*Stored data*:
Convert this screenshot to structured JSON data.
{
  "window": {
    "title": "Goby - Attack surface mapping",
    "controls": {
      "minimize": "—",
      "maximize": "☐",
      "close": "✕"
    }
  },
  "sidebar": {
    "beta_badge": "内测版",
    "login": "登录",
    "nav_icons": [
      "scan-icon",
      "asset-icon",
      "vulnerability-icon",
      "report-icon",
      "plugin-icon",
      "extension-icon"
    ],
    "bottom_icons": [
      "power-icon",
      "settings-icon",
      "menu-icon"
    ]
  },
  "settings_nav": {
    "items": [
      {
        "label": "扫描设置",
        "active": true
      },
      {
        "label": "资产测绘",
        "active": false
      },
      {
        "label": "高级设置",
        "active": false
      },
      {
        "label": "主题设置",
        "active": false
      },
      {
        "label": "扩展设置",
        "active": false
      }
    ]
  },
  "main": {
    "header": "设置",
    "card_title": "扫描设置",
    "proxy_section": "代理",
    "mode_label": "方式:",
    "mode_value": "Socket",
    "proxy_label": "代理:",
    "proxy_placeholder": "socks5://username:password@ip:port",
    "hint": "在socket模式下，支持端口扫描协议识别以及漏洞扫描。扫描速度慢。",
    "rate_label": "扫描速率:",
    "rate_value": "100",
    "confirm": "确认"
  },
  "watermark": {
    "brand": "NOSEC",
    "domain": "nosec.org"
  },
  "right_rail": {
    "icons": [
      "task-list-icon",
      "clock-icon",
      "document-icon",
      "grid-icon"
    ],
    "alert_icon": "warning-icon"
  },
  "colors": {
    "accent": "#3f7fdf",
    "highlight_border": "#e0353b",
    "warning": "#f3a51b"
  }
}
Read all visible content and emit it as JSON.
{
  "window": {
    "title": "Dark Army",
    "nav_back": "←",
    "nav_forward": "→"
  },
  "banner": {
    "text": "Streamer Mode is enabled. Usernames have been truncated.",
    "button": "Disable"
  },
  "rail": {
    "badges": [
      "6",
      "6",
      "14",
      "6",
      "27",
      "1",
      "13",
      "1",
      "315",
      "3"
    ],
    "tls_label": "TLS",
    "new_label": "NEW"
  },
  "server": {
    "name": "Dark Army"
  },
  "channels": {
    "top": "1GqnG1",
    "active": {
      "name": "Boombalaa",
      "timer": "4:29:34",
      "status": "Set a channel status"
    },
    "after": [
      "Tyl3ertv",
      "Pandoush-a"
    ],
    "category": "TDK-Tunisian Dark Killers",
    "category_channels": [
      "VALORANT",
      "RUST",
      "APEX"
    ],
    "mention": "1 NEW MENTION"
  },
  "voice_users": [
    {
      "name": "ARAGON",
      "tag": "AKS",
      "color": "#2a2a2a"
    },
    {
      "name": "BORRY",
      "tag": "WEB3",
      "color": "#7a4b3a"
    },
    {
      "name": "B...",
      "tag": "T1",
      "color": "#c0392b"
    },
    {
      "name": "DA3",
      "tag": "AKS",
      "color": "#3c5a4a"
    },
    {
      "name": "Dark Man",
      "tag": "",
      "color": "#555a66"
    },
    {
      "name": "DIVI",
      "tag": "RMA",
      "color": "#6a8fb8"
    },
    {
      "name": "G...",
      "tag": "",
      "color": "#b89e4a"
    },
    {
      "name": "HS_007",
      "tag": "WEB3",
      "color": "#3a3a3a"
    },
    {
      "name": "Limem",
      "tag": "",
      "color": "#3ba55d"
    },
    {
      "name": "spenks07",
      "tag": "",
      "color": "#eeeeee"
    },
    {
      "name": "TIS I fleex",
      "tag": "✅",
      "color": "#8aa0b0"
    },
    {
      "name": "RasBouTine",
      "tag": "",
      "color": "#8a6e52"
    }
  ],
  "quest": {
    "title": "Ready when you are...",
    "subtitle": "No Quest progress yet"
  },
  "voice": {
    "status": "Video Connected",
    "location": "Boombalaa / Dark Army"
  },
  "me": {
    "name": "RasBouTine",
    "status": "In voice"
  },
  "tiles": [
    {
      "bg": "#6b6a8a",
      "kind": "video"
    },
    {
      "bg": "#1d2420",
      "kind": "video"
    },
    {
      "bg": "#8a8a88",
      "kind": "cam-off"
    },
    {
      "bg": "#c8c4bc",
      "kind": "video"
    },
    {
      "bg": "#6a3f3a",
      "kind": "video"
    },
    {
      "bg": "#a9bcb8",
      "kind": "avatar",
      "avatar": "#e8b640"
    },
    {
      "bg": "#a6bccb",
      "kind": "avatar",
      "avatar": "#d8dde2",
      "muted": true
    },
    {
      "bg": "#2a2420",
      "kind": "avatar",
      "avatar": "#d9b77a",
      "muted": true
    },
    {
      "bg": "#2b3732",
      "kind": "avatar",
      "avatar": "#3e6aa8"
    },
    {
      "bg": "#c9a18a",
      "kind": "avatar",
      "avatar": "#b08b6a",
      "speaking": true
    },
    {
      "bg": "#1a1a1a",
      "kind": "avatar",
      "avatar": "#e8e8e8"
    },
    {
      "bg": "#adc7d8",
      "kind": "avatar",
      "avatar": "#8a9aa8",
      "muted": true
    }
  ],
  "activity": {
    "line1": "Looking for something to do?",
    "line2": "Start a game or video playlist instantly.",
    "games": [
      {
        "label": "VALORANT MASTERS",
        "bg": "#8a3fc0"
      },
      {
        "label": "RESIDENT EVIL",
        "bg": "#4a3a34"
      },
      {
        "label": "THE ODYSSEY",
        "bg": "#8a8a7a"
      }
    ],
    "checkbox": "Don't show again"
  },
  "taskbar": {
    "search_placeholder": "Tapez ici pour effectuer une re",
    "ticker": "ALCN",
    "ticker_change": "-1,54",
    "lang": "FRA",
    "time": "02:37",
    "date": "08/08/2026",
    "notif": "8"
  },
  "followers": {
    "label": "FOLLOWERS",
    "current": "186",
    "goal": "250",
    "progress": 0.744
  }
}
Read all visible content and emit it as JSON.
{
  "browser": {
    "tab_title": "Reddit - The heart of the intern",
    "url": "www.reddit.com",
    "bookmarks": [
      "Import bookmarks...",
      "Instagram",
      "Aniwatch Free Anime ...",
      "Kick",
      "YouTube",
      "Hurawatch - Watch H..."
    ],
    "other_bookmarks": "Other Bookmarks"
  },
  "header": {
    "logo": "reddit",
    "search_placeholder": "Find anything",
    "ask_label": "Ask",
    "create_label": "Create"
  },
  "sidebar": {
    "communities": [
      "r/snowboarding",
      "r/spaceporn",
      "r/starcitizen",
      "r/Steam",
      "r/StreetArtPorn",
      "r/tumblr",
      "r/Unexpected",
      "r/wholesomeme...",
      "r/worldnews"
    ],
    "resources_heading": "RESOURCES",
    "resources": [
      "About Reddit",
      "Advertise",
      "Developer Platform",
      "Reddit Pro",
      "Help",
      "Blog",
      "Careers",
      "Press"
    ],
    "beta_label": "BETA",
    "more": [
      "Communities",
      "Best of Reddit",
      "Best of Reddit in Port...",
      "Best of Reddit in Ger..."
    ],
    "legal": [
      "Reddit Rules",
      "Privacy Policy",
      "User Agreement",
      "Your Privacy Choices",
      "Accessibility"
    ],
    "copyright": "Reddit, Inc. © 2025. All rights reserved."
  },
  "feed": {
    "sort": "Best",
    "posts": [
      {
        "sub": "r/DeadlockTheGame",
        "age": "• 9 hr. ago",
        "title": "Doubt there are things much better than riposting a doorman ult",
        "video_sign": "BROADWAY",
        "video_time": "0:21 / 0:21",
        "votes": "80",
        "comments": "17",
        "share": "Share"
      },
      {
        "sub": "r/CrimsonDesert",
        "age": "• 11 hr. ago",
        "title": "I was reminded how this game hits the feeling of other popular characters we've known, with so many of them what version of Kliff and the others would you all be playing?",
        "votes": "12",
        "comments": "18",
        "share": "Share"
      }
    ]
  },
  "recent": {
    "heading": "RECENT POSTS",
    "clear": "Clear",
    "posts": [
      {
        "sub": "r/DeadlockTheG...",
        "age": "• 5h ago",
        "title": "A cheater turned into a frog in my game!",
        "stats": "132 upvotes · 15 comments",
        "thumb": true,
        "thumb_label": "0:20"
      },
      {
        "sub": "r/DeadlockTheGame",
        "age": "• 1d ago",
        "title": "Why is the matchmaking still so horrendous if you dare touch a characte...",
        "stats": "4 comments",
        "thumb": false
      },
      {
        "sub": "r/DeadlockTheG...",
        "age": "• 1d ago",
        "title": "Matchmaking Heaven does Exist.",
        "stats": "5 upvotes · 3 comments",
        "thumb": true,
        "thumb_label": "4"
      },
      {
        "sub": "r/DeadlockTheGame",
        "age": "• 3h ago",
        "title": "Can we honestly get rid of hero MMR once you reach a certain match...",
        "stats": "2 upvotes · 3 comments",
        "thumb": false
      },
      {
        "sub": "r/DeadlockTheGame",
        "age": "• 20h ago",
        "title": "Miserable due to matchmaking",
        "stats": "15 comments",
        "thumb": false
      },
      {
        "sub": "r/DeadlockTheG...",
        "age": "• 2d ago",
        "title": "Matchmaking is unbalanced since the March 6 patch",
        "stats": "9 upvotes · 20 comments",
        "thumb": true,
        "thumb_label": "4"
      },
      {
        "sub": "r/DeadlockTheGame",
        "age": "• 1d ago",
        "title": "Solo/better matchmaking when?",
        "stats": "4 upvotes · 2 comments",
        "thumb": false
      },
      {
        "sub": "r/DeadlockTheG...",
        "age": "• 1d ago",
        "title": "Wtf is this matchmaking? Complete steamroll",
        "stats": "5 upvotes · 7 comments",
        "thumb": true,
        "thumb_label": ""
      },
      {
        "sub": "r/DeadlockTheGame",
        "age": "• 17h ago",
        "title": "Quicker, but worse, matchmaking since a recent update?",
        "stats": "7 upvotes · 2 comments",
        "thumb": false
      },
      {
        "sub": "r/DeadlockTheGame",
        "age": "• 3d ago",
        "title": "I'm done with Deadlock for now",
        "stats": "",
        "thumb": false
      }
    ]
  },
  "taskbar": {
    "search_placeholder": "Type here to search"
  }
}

*Stated goal*:
From the listing above, collect every line that mentions the word "Army".

*Result of the task*:
    "title": "Dark Army",
    "name": "Dark Army"
    "location": "Boombalaa / Dark Army"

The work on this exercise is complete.